Every line that holds "срез" should be shown.

— start Dataset records —

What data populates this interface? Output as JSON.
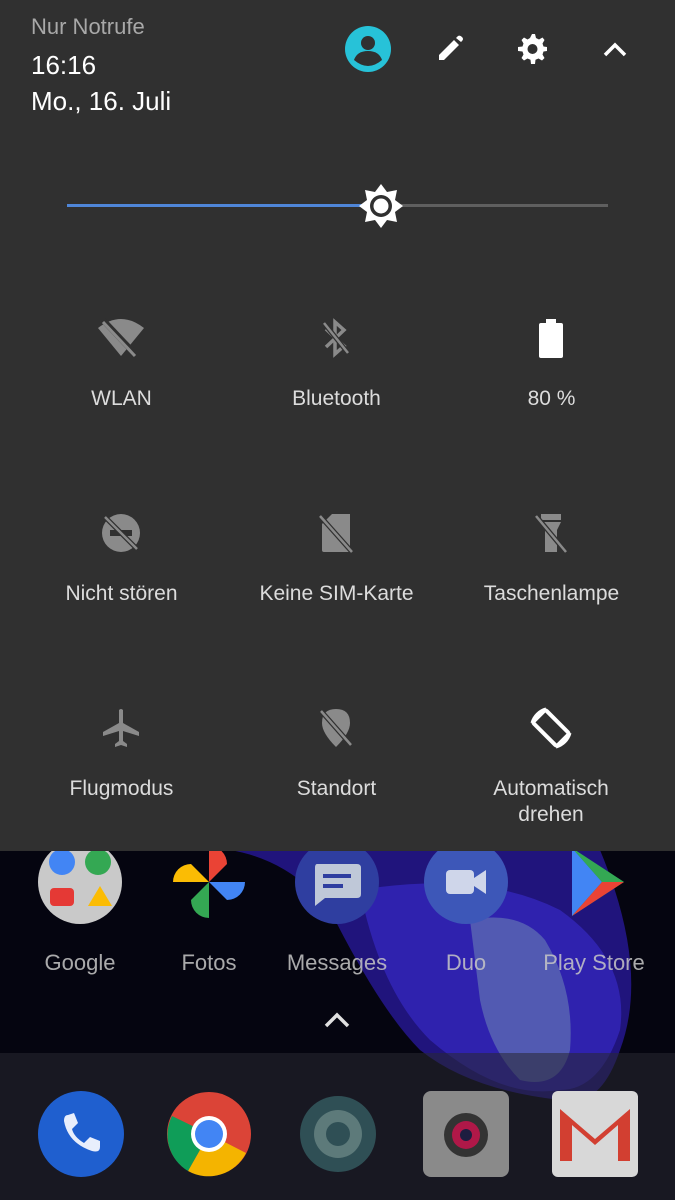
{
  "status": {
    "carrier": "Nur Notrufe",
    "time": "16:16",
    "date": "Mo., 16. Juli"
  },
  "header_icons": [
    "account-icon",
    "edit-icon",
    "settings-icon",
    "collapse-icon"
  ],
  "brightness": {
    "level": 0.58,
    "accent": "#4f86d8"
  },
  "tiles": [
    {
      "label": "WLAN",
      "icon": "wifi-off-icon",
      "active": false
    },
    {
      "label": "Bluetooth",
      "icon": "bluetooth-off-icon",
      "active": false
    },
    {
      "label": "80 %",
      "icon": "battery-icon",
      "active": true
    },
    {
      "label": "Nicht stören",
      "icon": "do-not-disturb-icon",
      "active": false
    },
    {
      "label": "Keine SIM-Karte",
      "icon": "no-sim-icon",
      "active": false
    },
    {
      "label": "Taschenlampe",
      "icon": "flashlight-off-icon",
      "active": false
    },
    {
      "label": "Flugmodus",
      "icon": "airplane-icon",
      "active": false
    },
    {
      "label": "Standort",
      "icon": "location-off-icon",
      "active": false
    },
    {
      "label": "Automatisch drehen",
      "icon": "auto-rotate-icon",
      "active": true
    }
  ],
  "apps": [
    {
      "label": "Google",
      "icon": "google-folder-icon"
    },
    {
      "label": "Fotos",
      "icon": "photos-icon"
    },
    {
      "label": "Messages",
      "icon": "messages-icon"
    },
    {
      "label": "Duo",
      "icon": "duo-icon"
    },
    {
      "label": "Play Store",
      "icon": "play-store-icon"
    }
  ],
  "dock": [
    "phone-icon",
    "chrome-icon",
    "settings-app-icon",
    "camera-icon",
    "gmail-icon"
  ],
  "colors": {
    "panel": "#303030",
    "account": "#27c2d8"
  }
}
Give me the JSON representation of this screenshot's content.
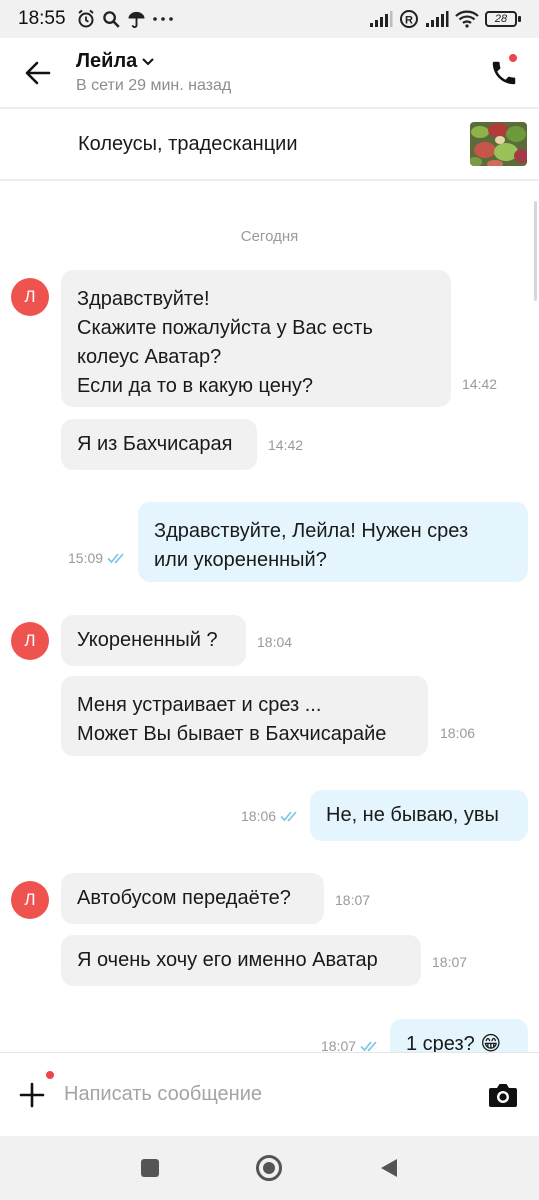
{
  "status_bar": {
    "time": "18:55",
    "battery": "28",
    "icons": [
      "alarm-icon",
      "search-icon",
      "umbrella-icon",
      "more-icon",
      "signal-icon",
      "roaming-icon",
      "signal-icon",
      "wifi-icon",
      "battery-icon"
    ]
  },
  "header": {
    "name": "Лейла",
    "status": "В сети 29 мин. назад"
  },
  "listing": {
    "title": "Колеусы, традесканции"
  },
  "chat": {
    "date": "Сегодня",
    "avatar_letter": "Л",
    "messages": [
      {
        "dir": "in",
        "lines": [
          "Здравствуйте!",
          "Скажите пожалуйста у Вас есть",
          "колеус Аватар?",
          "Если да то в какую цену?"
        ],
        "time": "14:42"
      },
      {
        "dir": "in",
        "lines": [
          "Я из Бахчисарая"
        ],
        "time": "14:42"
      },
      {
        "dir": "out",
        "lines": [
          "Здравствуйте, Лейла! Нужен срез",
          "или укорененный?"
        ],
        "time": "15:09"
      },
      {
        "dir": "in",
        "lines": [
          "Укорененный ?"
        ],
        "time": "18:04"
      },
      {
        "dir": "in",
        "lines": [
          "Меня устраивает и срез ...",
          "Может Вы бывает в Бахчисарайе"
        ],
        "time": "18:06"
      },
      {
        "dir": "out",
        "lines": [
          "Не, не бываю, увы"
        ],
        "time": "18:06"
      },
      {
        "dir": "in",
        "lines": [
          "Автобусом передаёте?"
        ],
        "time": "18:07"
      },
      {
        "dir": "in",
        "lines": [
          "Я очень хочу его именно Аватар"
        ],
        "time": "18:07"
      },
      {
        "dir": "out",
        "lines": [
          "1 срез? 😁"
        ],
        "time": "18:07"
      }
    ]
  },
  "composer": {
    "placeholder": "Написать сообщение"
  },
  "colors": {
    "accent_red": "#ef5350",
    "incoming_bubble": "#f1f1f1",
    "outgoing_bubble": "#e4f5fd",
    "read_check": "#7ac4e6"
  }
}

— end Dataset records —

## [Completed exercise]
          "Здравствуйте, Лейла! Нужен срез",
          "Меня устраивает и срез ...",
          "1 срез? 😁"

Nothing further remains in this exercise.